(Description of the task):
Write out each line beneath this one exactly as it reads.

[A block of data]
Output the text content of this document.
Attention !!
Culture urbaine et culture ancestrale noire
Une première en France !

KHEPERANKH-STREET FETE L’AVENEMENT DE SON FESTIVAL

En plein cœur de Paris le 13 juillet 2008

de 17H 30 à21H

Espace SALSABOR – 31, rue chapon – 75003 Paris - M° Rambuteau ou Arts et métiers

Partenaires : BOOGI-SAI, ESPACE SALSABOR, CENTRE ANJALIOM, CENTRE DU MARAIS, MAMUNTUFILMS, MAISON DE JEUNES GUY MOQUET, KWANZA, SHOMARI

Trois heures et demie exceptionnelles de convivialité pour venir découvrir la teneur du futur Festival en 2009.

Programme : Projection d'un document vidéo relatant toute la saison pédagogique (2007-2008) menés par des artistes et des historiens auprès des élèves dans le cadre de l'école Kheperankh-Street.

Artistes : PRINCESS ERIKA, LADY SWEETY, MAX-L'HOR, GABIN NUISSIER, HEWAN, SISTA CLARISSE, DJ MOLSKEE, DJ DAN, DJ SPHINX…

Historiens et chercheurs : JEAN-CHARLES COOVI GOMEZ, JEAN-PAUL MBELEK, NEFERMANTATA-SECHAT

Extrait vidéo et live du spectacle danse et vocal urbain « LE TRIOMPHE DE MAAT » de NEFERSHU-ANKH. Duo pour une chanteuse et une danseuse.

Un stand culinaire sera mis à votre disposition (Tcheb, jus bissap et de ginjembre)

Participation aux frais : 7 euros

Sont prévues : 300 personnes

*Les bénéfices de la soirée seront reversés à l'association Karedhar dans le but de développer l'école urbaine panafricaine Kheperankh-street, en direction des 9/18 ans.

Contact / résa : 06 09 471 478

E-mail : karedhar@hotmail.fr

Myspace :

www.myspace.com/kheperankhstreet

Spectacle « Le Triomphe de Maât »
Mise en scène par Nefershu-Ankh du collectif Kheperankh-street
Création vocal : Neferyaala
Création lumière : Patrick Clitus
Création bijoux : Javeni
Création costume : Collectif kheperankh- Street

(Full output):
Output the text content of this document.
Attention !!
Culture urbaine et culture ancestrale noire
Une première en France !

KHEPERANKH-STREET FETE L’AVENEMENT DE SON FESTIVAL

En plein cœur de Paris le 13 juillet 2008

de 17H 30 à21H

Espace SALSABOR – 31, rue chapon – 75003 Paris - M° Rambuteau ou Arts et métiers

Partenaires : BOOGI-SAI, ESPACE SALSABOR, CENTRE ANJALIOM, CENTRE DU MARAIS, MAMUNTUFILMS, MAISON DE JEUNES GUY MOQUET, KWANZA, SHOMARI

Trois heures et demie exceptionnelles de convivialité pour venir découvrir la teneur du futur Festival en 2009.

Programme : Projection d'un document vidéo relatant toute la saison pédagogique (2007-2008) menés par des artistes et des historiens auprès des élèves dans le cadre de l'école Kheperankh-Street.

Artistes : PRINCESS ERIKA, LADY SWEETY, MAX-L'HOR, GABIN NUISSIER, HEWAN, SISTA CLARISSE, DJ MOLSKEE, DJ DAN, DJ SPHINX…

Historiens et chercheurs : JEAN-CHARLES COOVI GOMEZ, JEAN-PAUL MBELEK, NEFERMANTATA-SECHAT

Extrait vidéo et live du spectacle danse et vocal urbain « LE TRIOMPHE DE MAAT » de NEFERSHU-ANKH. Duo pour une chanteuse et une danseuse.

Un stand culinaire sera mis à votre disposition (Tcheb, jus bissap et de ginjembre)

Participation aux frais : 7 euros

Sont prévues : 300 personnes

*Les bénéfices de la soirée seront reversés à l'association Karedhar dans le but de développer l'école urbaine panafricaine Kheperankh-street, en direction des 9/18 ans.

Contact / résa : 06 09 471 478

E-mail : karedhar@hotmail.fr

Myspace :

www.myspace.com/kheperankhstreet

Spectacle « Le Triomphe de Maât »
Mise en scène par Nefershu-Ankh du collectif Kheperankh-street
Création vocal : Neferyaala
Création lumière : Patrick Clitus
Création bijoux : Javeni
Création costume : Collectif kheperankh- Street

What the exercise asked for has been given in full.